### AIM
Going through the material below, please gather all lines with the word "Carolina" in them.

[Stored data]
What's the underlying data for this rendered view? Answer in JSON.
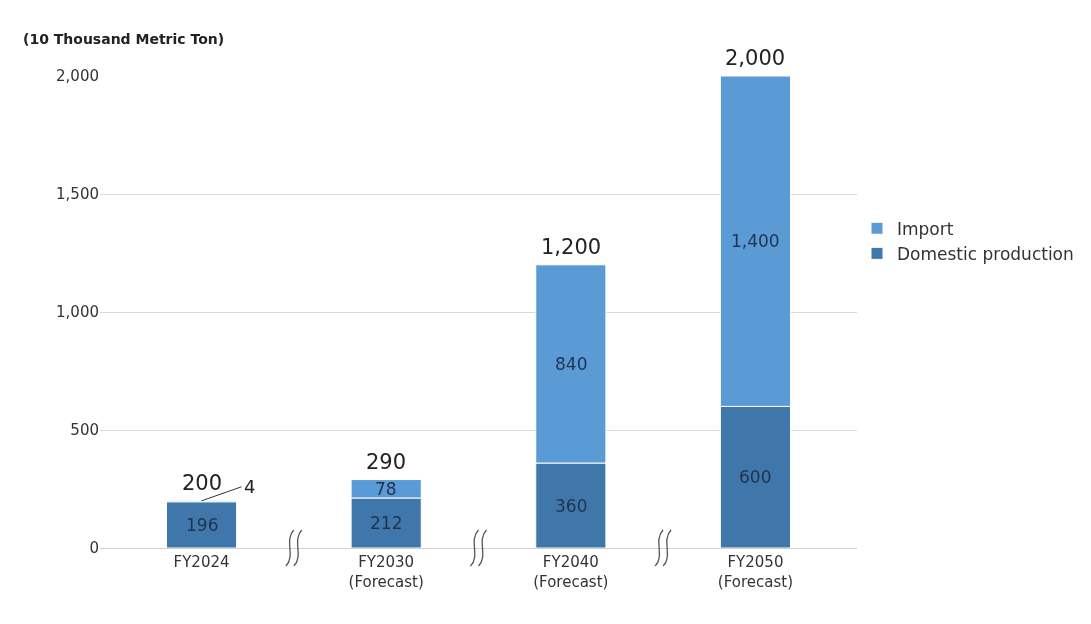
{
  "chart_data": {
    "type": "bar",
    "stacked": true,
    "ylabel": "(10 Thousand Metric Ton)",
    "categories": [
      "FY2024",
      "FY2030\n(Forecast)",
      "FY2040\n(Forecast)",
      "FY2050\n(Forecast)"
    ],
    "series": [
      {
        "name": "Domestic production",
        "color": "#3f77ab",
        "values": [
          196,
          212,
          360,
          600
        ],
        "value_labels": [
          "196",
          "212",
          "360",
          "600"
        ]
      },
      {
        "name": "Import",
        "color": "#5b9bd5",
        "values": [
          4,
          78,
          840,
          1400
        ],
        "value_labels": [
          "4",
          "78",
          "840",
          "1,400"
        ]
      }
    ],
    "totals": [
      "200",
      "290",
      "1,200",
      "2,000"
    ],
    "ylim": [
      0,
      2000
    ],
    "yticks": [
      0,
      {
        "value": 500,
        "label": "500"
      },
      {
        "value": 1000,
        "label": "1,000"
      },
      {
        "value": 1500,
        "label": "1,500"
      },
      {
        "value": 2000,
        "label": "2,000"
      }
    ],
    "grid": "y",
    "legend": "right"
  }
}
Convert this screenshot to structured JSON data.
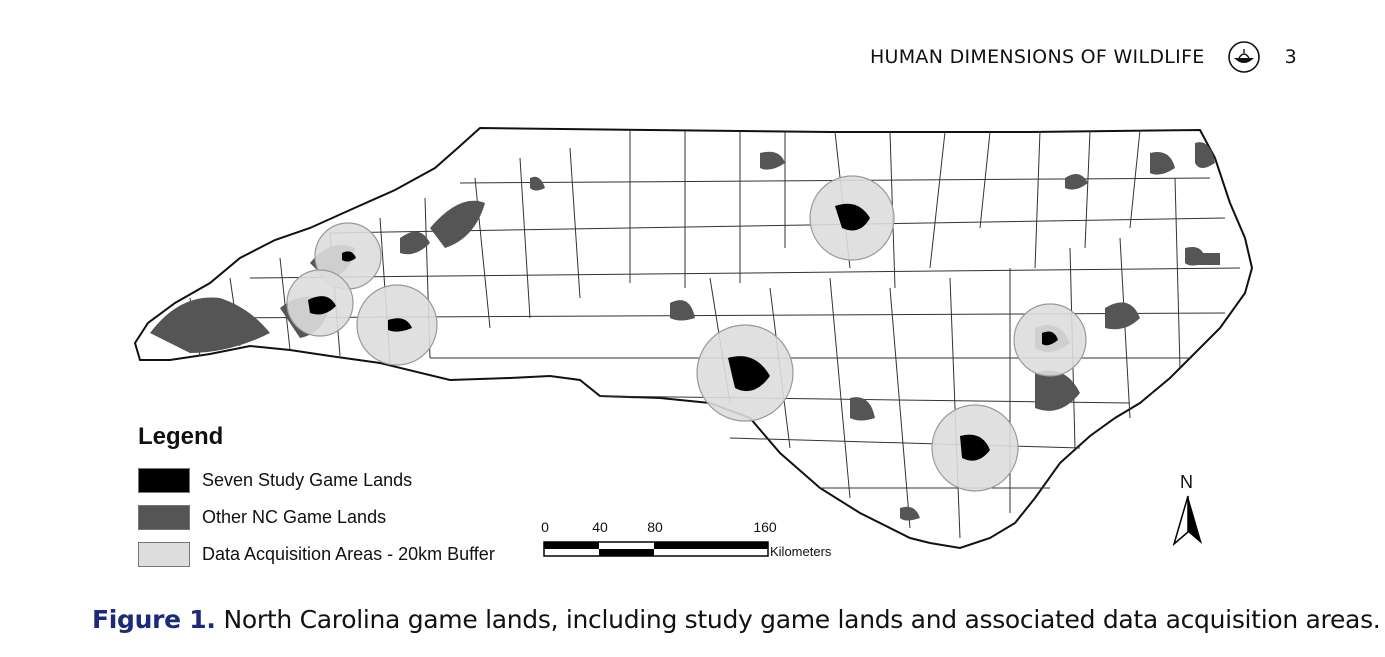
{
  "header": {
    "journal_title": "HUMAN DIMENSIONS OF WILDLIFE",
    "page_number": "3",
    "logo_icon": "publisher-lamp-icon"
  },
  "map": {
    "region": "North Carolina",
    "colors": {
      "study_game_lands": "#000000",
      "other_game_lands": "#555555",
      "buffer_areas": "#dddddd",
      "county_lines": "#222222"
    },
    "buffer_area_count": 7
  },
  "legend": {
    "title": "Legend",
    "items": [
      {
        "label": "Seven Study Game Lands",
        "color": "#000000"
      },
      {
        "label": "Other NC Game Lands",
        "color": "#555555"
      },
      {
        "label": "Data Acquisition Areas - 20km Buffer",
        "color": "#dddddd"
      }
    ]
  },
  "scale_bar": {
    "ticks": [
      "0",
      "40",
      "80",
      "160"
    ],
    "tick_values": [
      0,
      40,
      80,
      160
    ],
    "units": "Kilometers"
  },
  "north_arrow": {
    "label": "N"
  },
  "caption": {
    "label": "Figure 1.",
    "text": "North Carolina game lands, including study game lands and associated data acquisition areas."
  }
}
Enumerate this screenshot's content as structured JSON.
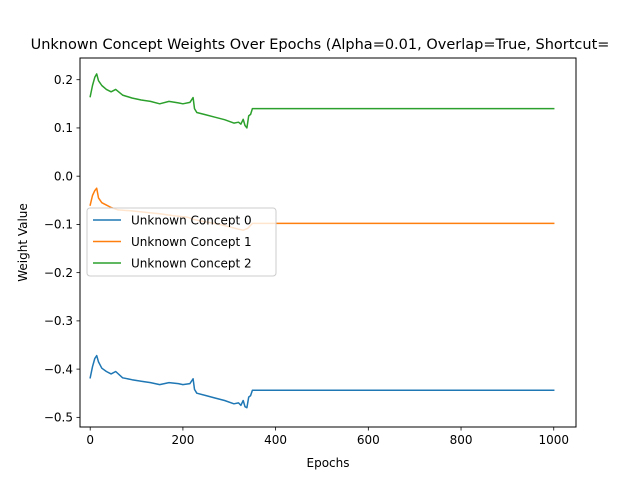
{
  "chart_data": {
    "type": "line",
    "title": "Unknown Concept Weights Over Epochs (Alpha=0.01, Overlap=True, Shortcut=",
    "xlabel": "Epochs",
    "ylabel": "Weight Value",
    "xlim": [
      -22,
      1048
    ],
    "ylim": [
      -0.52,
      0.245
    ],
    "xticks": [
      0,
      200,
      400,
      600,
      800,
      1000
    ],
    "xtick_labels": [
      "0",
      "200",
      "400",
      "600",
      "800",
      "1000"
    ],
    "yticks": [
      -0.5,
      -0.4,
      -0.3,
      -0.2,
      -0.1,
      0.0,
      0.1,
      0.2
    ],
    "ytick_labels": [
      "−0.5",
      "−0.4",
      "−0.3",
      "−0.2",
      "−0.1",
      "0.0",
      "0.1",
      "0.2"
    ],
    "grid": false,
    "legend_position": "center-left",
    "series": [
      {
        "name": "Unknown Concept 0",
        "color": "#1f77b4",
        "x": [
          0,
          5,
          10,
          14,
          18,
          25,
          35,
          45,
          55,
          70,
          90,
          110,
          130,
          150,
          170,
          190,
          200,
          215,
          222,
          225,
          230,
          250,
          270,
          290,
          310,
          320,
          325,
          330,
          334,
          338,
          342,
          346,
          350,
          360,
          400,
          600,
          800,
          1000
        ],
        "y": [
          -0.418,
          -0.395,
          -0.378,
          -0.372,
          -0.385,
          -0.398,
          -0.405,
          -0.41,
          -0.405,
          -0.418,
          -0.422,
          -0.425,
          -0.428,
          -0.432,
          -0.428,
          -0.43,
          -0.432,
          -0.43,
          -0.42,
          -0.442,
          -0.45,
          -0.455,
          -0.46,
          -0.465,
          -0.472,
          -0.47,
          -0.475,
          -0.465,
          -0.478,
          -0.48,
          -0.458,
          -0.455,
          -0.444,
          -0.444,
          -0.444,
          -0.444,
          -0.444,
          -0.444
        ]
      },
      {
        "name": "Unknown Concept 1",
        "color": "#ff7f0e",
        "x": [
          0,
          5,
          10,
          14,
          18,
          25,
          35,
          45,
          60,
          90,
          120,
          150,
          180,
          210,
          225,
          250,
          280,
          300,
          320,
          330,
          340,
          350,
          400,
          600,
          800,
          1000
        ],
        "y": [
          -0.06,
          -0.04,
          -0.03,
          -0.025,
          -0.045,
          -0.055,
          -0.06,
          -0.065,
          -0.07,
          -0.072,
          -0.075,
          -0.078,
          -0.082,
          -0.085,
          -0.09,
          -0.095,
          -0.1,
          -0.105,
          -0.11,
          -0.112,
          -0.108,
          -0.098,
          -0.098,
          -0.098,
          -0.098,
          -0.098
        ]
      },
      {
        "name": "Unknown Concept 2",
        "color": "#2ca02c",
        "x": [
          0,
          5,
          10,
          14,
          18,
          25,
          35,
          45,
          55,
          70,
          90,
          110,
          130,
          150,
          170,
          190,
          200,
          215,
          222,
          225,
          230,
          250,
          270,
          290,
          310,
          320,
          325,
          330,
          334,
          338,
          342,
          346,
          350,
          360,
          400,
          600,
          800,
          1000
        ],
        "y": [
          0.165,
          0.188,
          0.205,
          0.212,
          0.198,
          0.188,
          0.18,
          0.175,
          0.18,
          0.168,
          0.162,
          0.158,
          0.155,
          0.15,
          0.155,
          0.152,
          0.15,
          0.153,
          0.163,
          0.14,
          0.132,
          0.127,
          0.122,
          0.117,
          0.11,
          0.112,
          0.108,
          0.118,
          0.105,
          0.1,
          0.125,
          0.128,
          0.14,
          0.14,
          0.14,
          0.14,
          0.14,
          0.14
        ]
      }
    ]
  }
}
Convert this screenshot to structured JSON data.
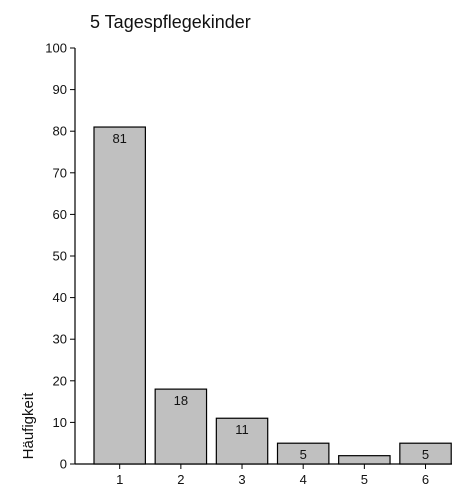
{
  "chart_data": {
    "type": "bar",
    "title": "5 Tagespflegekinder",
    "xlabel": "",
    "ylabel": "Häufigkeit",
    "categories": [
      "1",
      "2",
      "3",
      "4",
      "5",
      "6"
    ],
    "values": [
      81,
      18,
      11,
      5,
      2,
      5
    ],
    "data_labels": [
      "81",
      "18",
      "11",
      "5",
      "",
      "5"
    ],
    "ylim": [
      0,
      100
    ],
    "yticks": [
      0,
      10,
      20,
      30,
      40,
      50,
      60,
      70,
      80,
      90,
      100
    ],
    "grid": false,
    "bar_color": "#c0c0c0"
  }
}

### COMPLETE RESPONSE
    "region": "North Carolina",
    "text": "North Carolina game lands, including study game lands and associated data acquisition areas."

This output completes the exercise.